[Stored records]
● ● ● ● ●

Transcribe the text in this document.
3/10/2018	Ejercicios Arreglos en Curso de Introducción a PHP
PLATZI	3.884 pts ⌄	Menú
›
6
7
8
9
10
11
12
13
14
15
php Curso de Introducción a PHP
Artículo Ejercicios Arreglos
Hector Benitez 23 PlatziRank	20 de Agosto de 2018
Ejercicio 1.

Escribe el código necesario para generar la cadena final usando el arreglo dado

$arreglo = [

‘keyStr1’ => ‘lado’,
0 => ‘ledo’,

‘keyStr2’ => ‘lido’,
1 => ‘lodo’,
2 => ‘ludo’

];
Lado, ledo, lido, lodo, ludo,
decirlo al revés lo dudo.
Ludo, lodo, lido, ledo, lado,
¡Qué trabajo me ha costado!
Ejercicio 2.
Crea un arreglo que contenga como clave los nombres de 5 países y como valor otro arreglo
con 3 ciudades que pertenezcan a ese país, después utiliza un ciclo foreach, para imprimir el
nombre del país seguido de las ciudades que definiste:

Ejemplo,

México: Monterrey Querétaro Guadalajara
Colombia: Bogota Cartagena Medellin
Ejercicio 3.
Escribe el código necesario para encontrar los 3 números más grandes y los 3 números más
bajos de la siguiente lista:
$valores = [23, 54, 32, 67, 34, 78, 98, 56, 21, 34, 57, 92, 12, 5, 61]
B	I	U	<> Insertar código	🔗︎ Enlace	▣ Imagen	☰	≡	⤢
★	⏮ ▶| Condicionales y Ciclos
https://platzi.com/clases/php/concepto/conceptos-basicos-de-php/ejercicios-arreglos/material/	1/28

● ● ● ● ●

## [EXERCISE OBJECTIVE]
Copy every line exactly. Leave nothing out.

## [RESULT OF THIS TASK]
Transcribe the text in this document.
3/10/2018	Ejercicios Arreglos en Curso de Introducción a PHP
PLATZI	3.884 pts ⌄	Menú
›
6
7
8
9
10
11
12
13
14
15
php Curso de Introducción a PHP
Artículo Ejercicios Arreglos
Hector Benitez 23 PlatziRank	20 de Agosto de 2018
Ejercicio 1.

Escribe el código necesario para generar la cadena final usando el arreglo dado

$arreglo = [

‘keyStr1’ => ‘lado’,
0 => ‘ledo’,

‘keyStr2’ => ‘lido’,
1 => ‘lodo’,
2 => ‘ludo’

];
Lado, ledo, lido, lodo, ludo,
decirlo al revés lo dudo.
Ludo, lodo, lido, ledo, lado,
¡Qué trabajo me ha costado!
Ejercicio 2.
Crea un arreglo que contenga como clave los nombres de 5 países y como valor otro arreglo
con 3 ciudades que pertenezcan a ese país, después utiliza un ciclo foreach, para imprimir el
nombre del país seguido de las ciudades que definiste:

Ejemplo,

México: Monterrey Querétaro Guadalajara
Colombia: Bogota Cartagena Medellin
Ejercicio 3.
Escribe el código necesario para encontrar los 3 números más grandes y los 3 números más
bajos de la siguiente lista:
$valores = [23, 54, 32, 67, 34, 78, 98, 56, 21, 34, 57, 92, 12, 5, 61]
B	I	U	<> Insertar código	🔗︎ Enlace	▣ Imagen	☰	≡	⤢
★	⏮ ▶| Condicionales y Ciclos
https://platzi.com/clases/php/concepto/conceptos-basicos-de-php/ejercicios-arreglos/material/	1/28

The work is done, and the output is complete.